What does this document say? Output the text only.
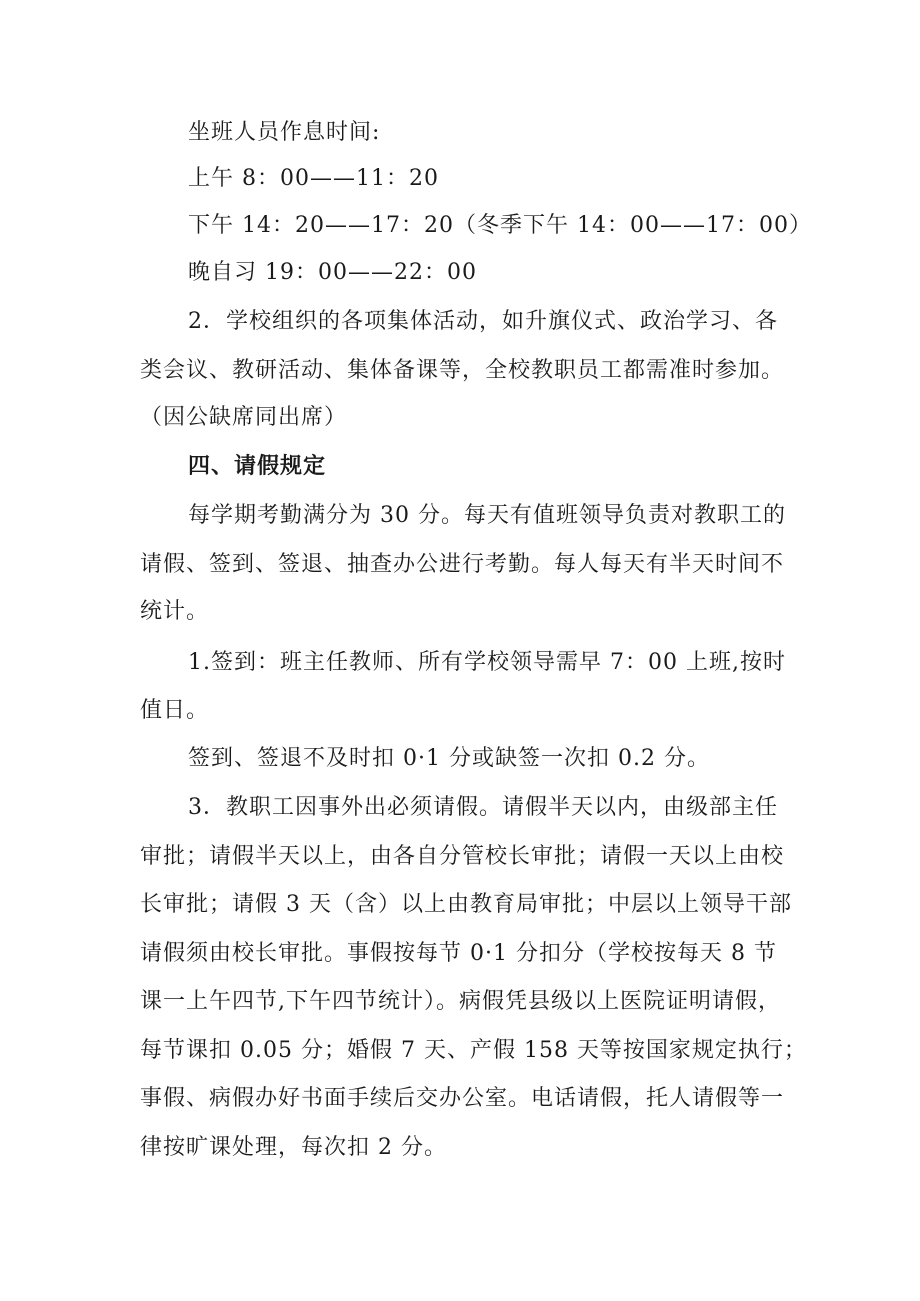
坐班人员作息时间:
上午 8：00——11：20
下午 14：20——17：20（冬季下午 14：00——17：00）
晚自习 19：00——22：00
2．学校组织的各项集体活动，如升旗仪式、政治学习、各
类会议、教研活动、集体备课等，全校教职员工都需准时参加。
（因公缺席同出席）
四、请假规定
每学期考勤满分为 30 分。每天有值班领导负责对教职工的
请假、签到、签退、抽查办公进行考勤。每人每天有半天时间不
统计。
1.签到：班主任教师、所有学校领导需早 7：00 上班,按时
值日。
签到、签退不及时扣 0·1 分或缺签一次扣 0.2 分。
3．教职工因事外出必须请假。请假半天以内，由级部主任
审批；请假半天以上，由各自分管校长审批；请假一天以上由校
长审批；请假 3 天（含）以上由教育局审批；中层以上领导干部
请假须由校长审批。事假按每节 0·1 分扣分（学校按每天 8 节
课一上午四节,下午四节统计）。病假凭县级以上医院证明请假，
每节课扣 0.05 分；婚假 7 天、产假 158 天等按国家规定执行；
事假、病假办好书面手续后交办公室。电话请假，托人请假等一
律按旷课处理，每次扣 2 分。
^^^^
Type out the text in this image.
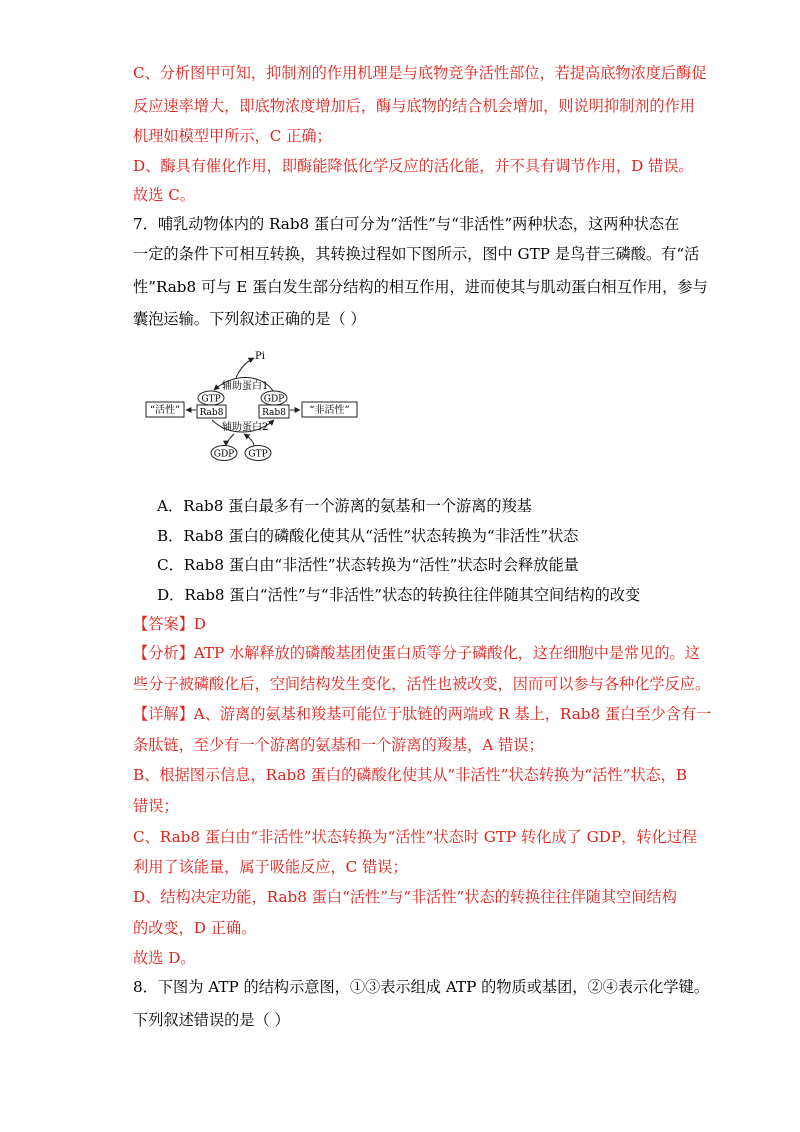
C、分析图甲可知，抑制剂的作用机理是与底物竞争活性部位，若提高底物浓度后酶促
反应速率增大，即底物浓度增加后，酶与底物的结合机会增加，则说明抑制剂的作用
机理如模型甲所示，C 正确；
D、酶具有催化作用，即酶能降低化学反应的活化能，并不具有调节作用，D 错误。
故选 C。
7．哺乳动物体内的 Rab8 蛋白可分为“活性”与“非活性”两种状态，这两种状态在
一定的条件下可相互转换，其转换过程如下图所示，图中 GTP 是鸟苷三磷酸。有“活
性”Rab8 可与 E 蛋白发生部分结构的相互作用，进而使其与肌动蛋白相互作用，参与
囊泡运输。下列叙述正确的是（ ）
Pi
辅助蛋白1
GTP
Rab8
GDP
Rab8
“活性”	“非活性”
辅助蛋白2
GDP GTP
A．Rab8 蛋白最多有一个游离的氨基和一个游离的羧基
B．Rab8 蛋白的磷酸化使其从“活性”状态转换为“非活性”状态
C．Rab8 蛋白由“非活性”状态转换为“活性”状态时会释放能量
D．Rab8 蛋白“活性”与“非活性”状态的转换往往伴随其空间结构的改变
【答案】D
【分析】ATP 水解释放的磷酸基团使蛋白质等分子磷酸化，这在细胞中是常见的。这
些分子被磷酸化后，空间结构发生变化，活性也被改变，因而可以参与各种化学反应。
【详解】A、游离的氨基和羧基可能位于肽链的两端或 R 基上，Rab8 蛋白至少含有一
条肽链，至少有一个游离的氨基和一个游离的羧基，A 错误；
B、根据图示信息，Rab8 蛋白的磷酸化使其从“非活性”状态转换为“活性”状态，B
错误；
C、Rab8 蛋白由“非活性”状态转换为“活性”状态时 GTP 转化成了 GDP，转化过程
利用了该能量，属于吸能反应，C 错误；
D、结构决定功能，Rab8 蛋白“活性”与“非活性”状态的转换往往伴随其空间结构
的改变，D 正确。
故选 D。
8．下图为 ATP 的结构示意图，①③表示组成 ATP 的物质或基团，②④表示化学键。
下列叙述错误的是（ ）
^^^^
Aim of the task » Search the data for "text" and list every line in which it occurs.

Written response »
What does this document say? Output the text only.
Type out the text in this image.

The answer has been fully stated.